** What is being asked **
Scan the records for the word "ROAD". Copy each line that includes it.
··· Data rows ···
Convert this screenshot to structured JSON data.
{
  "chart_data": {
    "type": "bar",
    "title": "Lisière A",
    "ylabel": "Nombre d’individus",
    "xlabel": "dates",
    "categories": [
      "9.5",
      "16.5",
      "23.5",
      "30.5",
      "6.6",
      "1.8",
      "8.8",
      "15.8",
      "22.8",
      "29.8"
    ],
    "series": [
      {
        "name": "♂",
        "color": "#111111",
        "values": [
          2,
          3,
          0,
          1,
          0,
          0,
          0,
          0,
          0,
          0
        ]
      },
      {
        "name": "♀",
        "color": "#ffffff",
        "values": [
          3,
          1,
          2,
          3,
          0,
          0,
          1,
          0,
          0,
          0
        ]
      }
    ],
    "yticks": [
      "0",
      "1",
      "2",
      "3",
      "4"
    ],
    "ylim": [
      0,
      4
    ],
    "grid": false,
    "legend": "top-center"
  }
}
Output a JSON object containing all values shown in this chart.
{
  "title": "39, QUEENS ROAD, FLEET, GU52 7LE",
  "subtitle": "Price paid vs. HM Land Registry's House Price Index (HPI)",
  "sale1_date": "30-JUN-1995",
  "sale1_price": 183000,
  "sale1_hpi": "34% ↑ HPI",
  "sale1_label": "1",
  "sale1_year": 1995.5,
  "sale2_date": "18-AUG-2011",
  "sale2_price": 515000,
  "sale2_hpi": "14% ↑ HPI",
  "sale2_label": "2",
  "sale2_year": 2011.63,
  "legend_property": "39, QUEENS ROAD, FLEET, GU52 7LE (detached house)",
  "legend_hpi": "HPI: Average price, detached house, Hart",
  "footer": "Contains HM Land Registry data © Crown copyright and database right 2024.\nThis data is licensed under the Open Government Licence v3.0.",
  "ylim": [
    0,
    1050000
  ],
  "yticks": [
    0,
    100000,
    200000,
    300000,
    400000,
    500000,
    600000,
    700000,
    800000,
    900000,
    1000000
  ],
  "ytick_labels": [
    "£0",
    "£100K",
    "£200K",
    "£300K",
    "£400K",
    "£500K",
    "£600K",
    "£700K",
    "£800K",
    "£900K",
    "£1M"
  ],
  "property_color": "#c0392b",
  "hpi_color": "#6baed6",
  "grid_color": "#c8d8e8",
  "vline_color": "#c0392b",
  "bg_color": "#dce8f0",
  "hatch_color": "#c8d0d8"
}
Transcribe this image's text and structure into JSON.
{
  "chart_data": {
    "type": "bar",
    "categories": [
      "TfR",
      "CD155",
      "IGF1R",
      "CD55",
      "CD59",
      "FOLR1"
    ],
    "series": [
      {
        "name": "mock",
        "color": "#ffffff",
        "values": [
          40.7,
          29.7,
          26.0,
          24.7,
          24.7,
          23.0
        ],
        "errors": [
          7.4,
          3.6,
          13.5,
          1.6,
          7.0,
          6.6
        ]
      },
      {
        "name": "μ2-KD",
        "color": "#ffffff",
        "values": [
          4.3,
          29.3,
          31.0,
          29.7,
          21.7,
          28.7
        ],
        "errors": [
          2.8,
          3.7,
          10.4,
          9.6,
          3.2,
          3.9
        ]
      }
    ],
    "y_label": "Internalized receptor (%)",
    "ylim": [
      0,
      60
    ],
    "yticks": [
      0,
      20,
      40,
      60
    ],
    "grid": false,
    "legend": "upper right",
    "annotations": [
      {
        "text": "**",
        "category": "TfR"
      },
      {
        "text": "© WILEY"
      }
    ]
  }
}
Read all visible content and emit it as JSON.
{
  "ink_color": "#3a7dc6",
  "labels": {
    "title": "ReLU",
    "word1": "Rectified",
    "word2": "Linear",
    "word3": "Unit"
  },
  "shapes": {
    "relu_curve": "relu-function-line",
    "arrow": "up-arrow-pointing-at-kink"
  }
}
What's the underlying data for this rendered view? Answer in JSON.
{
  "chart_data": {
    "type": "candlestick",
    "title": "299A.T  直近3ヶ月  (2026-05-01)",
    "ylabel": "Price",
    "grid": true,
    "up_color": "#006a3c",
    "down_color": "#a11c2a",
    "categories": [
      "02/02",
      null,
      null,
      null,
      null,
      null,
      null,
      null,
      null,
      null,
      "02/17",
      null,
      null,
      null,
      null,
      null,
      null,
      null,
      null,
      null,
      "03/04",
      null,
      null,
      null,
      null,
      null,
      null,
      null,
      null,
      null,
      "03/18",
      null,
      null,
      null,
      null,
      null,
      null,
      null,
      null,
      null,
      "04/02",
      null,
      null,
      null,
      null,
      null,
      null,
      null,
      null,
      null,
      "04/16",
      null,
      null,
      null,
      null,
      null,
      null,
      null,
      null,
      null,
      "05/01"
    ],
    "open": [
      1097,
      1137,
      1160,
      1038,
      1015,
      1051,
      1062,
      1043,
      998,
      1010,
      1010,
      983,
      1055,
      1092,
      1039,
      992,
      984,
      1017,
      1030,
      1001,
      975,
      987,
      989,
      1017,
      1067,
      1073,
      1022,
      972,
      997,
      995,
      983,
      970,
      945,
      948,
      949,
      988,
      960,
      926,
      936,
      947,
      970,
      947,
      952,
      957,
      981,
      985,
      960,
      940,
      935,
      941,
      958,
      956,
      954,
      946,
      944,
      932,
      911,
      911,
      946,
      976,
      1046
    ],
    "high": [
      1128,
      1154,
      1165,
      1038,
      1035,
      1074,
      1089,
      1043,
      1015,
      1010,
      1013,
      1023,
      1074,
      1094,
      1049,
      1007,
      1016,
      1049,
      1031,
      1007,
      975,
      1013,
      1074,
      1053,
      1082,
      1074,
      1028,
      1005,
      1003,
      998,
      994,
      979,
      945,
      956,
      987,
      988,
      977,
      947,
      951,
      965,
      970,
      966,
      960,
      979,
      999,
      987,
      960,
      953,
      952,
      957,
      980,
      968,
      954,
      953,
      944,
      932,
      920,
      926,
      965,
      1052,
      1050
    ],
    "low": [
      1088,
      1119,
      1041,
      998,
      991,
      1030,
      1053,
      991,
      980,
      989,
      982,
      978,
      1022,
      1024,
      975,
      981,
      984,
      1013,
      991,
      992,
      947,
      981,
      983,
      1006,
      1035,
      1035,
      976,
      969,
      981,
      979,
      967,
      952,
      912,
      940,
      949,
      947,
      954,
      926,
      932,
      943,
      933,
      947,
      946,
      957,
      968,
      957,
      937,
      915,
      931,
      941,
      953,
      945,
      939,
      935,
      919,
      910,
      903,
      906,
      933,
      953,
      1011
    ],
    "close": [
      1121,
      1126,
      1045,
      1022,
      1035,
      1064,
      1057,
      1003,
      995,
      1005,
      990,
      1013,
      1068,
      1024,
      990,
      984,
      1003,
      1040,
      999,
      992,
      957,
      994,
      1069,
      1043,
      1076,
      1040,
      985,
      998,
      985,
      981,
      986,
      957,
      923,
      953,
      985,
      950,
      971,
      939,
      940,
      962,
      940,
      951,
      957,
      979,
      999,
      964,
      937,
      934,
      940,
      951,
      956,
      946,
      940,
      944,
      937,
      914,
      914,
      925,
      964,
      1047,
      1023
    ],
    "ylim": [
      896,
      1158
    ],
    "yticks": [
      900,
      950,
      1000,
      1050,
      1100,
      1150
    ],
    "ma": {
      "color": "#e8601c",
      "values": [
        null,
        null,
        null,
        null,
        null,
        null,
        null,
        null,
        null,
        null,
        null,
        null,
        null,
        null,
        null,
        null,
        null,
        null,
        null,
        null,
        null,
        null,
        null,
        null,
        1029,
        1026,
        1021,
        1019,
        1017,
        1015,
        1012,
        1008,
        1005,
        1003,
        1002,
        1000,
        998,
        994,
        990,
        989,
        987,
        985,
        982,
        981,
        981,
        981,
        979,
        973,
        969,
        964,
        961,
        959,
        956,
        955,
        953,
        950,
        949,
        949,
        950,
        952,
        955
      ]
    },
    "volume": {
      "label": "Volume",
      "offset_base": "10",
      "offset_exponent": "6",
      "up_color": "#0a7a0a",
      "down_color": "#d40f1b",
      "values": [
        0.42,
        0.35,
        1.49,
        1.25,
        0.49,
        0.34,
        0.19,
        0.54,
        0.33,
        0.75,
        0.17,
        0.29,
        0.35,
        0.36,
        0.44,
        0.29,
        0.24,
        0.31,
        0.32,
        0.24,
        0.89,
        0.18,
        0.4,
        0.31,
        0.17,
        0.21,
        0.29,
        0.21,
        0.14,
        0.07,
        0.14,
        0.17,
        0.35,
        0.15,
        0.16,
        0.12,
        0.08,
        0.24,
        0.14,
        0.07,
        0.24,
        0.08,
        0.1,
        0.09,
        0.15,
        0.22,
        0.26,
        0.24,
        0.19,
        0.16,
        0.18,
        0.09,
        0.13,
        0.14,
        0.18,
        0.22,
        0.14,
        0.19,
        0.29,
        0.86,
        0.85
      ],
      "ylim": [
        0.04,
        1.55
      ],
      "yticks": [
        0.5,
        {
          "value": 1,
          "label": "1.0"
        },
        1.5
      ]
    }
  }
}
···
** Solution to this task **
  "title": "39, QUEENS ROAD, FLEET, GU52 7LE",
  "legend_property": "39, QUEENS ROAD, FLEET, GU52 7LE (detached house)",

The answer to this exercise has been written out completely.